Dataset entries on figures

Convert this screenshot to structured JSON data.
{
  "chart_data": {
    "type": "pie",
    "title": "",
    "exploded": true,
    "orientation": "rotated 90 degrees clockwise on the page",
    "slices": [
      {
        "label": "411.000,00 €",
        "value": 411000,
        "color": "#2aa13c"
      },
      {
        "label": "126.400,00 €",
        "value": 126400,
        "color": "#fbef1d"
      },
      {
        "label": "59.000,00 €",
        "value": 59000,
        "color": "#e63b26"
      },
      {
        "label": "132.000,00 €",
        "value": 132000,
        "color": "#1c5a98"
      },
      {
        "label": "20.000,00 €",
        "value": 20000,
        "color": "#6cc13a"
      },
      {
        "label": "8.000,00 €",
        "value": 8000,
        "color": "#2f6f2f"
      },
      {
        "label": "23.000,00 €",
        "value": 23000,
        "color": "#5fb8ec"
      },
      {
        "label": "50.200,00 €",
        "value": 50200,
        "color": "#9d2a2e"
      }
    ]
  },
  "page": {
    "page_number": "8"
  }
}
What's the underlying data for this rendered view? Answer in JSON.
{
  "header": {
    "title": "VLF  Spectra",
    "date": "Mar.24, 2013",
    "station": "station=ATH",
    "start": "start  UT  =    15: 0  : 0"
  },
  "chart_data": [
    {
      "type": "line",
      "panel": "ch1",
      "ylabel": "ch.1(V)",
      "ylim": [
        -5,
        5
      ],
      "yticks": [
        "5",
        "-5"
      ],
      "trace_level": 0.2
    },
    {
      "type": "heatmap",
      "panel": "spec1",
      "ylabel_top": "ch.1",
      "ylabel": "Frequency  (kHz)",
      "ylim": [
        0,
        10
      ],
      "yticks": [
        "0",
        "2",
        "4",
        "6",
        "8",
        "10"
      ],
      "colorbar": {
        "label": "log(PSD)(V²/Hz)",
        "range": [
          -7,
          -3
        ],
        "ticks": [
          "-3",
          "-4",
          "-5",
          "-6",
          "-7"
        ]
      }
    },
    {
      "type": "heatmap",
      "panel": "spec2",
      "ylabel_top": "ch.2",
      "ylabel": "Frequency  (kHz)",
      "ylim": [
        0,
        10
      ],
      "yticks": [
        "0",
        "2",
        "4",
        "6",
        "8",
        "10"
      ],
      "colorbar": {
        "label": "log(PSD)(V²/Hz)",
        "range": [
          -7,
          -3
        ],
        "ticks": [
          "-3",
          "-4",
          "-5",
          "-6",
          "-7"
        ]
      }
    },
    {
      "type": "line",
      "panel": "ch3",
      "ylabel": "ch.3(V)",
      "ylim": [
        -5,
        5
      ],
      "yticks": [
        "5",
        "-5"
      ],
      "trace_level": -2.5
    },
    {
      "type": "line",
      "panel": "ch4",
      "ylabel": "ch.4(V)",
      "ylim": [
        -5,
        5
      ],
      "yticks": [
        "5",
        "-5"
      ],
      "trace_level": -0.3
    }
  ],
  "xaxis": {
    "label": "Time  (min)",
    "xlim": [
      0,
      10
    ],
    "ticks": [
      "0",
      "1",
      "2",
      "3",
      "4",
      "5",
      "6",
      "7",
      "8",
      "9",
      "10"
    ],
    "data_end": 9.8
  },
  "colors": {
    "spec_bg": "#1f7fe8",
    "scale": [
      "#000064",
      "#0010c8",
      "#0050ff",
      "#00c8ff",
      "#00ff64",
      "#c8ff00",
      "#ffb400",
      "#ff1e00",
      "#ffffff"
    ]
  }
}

_Request_
Can you reproduce all the material exactly?

_Response to the exercise_
Convert this screenshot to structured JSON data.
{
  "chart_data": {
    "type": "pie",
    "title": "",
    "exploded": true,
    "orientation": "rotated 90 degrees clockwise on the page",
    "slices": [
      {
        "label": "411.000,00 €",
        "value": 411000,
        "color": "#2aa13c"
      },
      {
        "label": "126.400,00 €",
        "value": 126400,
        "color": "#fbef1d"
      },
      {
        "label": "59.000,00 €",
        "value": 59000,
        "color": "#e63b26"
      },
      {
        "label": "132.000,00 €",
        "value": 132000,
        "color": "#1c5a98"
      },
      {
        "label": "20.000,00 €",
        "value": 20000,
        "color": "#6cc13a"
      },
      {
        "label": "8.000,00 €",
        "value": 8000,
        "color": "#2f6f2f"
      },
      {
        "label": "23.000,00 €",
        "value": 23000,
        "color": "#5fb8ec"
      },
      {
        "label": "50.200,00 €",
        "value": 50200,
        "color": "#9d2a2e"
      }
    ]
  },
  "page": {
    "page_number": "8"
  }
}
What's the underlying data for this rendered view? Answer in JSON.
{
  "header": {
    "title": "VLF  Spectra",
    "date": "Mar.24, 2013",
    "station": "station=ATH",
    "start": "start  UT  =    15: 0  : 0"
  },
  "chart_data": [
    {
      "type": "line",
      "panel": "ch1",
      "ylabel": "ch.1(V)",
      "ylim": [
        -5,
        5
      ],
      "yticks": [
        "5",
        "-5"
      ],
      "trace_level": 0.2
    },
    {
      "type": "heatmap",
      "panel": "spec1",
      "ylabel_top": "ch.1",
      "ylabel": "Frequency  (kHz)",
      "ylim": [
        0,
        10
      ],
      "yticks": [
        "0",
        "2",
        "4",
        "6",
        "8",
        "10"
      ],
      "colorbar": {
        "label": "log(PSD)(V²/Hz)",
        "range": [
          -7,
          -3
        ],
        "ticks": [
          "-3",
          "-4",
          "-5",
          "-6",
          "-7"
        ]
      }
    },
    {
      "type": "heatmap",
      "panel": "spec2",
      "ylabel_top": "ch.2",
      "ylabel": "Frequency  (kHz)",
      "ylim": [
        0,
        10
      ],
      "yticks": [
        "0",
        "2",
        "4",
        "6",
        "8",
        "10"
      ],
      "colorbar": {
        "label": "log(PSD)(V²/Hz)",
        "range": [
          -7,
          -3
        ],
        "ticks": [
          "-3",
          "-4",
          "-5",
          "-6",
          "-7"
        ]
      }
    },
    {
      "type": "line",
      "panel": "ch3",
      "ylabel": "ch.3(V)",
      "ylim": [
        -5,
        5
      ],
      "yticks": [
        "5",
        "-5"
      ],
      "trace_level": -2.5
    },
    {
      "type": "line",
      "panel": "ch4",
      "ylabel": "ch.4(V)",
      "ylim": [
        -5,
        5
      ],
      "yticks": [
        "5",
        "-5"
      ],
      "trace_level": -0.3
    }
  ],
  "xaxis": {
    "label": "Time  (min)",
    "xlim": [
      0,
      10
    ],
    "ticks": [
      "0",
      "1",
      "2",
      "3",
      "4",
      "5",
      "6",
      "7",
      "8",
      "9",
      "10"
    ],
    "data_end": 9.8
  },
  "colors": {
    "spec_bg": "#1f7fe8",
    "scale": [
      "#000064",
      "#0010c8",
      "#0050ff",
      "#00c8ff",
      "#00ff64",
      "#c8ff00",
      "#ffb400",
      "#ff1e00",
      "#ffffff"
    ]
  }
}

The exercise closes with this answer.